• [Objective]: Type out the records that follow, exactly as given.

Rows from a dataset
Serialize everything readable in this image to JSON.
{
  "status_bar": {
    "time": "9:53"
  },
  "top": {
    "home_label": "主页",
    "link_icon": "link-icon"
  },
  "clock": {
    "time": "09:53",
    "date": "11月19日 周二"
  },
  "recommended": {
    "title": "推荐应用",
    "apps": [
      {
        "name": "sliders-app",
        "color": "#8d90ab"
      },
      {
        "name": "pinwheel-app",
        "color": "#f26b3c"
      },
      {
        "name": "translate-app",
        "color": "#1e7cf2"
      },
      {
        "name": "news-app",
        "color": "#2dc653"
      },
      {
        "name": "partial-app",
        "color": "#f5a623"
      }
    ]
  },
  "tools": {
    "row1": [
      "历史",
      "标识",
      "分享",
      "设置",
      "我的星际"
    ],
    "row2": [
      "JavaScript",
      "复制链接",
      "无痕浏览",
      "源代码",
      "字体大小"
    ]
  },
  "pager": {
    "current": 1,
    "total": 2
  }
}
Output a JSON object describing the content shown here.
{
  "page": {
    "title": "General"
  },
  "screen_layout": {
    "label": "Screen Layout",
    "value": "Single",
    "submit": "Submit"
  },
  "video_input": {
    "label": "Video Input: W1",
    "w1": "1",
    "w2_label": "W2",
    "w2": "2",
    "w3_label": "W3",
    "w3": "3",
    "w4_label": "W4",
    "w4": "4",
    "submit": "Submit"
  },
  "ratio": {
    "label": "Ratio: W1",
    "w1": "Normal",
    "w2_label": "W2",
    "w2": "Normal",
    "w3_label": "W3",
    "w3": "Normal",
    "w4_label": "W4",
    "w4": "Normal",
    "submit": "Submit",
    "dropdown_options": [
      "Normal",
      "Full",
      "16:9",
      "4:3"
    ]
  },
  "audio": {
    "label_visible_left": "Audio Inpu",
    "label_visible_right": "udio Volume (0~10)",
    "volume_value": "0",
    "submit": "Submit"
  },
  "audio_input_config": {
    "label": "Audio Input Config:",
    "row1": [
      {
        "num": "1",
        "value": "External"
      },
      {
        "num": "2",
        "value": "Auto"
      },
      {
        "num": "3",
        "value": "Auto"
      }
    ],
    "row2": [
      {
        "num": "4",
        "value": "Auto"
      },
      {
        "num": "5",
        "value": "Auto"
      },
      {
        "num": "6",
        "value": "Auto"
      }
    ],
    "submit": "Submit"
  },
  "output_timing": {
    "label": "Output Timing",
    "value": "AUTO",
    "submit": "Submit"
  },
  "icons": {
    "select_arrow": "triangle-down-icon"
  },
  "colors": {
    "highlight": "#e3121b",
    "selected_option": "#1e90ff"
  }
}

• [Response to the task]:
Serialize everything readable in this image to JSON.
{
  "status_bar": {
    "time": "9:53"
  },
  "top": {
    "home_label": "主页",
    "link_icon": "link-icon"
  },
  "clock": {
    "time": "09:53",
    "date": "11月19日 周二"
  },
  "recommended": {
    "title": "推荐应用",
    "apps": [
      {
        "name": "sliders-app",
        "color": "#8d90ab"
      },
      {
        "name": "pinwheel-app",
        "color": "#f26b3c"
      },
      {
        "name": "translate-app",
        "color": "#1e7cf2"
      },
      {
        "name": "news-app",
        "color": "#2dc653"
      },
      {
        "name": "partial-app",
        "color": "#f5a623"
      }
    ]
  },
  "tools": {
    "row1": [
      "历史",
      "标识",
      "分享",
      "设置",
      "我的星际"
    ],
    "row2": [
      "JavaScript",
      "复制链接",
      "无痕浏览",
      "源代码",
      "字体大小"
    ]
  },
  "pager": {
    "current": 1,
    "total": 2
  }
}
Output a JSON object describing the content shown here.
{
  "page": {
    "title": "General"
  },
  "screen_layout": {
    "label": "Screen Layout",
    "value": "Single",
    "submit": "Submit"
  },
  "video_input": {
    "label": "Video Input: W1",
    "w1": "1",
    "w2_label": "W2",
    "w2": "2",
    "w3_label": "W3",
    "w3": "3",
    "w4_label": "W4",
    "w4": "4",
    "submit": "Submit"
  },
  "ratio": {
    "label": "Ratio: W1",
    "w1": "Normal",
    "w2_label": "W2",
    "w2": "Normal",
    "w3_label": "W3",
    "w3": "Normal",
    "w4_label": "W4",
    "w4": "Normal",
    "submit": "Submit",
    "dropdown_options": [
      "Normal",
      "Full",
      "16:9",
      "4:3"
    ]
  },
  "audio": {
    "label_visible_left": "Audio Inpu",
    "label_visible_right": "udio Volume (0~10)",
    "volume_value": "0",
    "submit": "Submit"
  },
  "audio_input_config": {
    "label": "Audio Input Config:",
    "row1": [
      {
        "num": "1",
        "value": "External"
      },
      {
        "num": "2",
        "value": "Auto"
      },
      {
        "num": "3",
        "value": "Auto"
      }
    ],
    "row2": [
      {
        "num": "4",
        "value": "Auto"
      },
      {
        "num": "5",
        "value": "Auto"
      },
      {
        "num": "6",
        "value": "Auto"
      }
    ],
    "submit": "Submit"
  },
  "output_timing": {
    "label": "Output Timing",
    "value": "AUTO",
    "submit": "Submit"
  },
  "icons": {
    "select_arrow": "triangle-down-icon"
  },
  "colors": {
    "highlight": "#e3121b",
    "selected_option": "#1e90ff"
  }
}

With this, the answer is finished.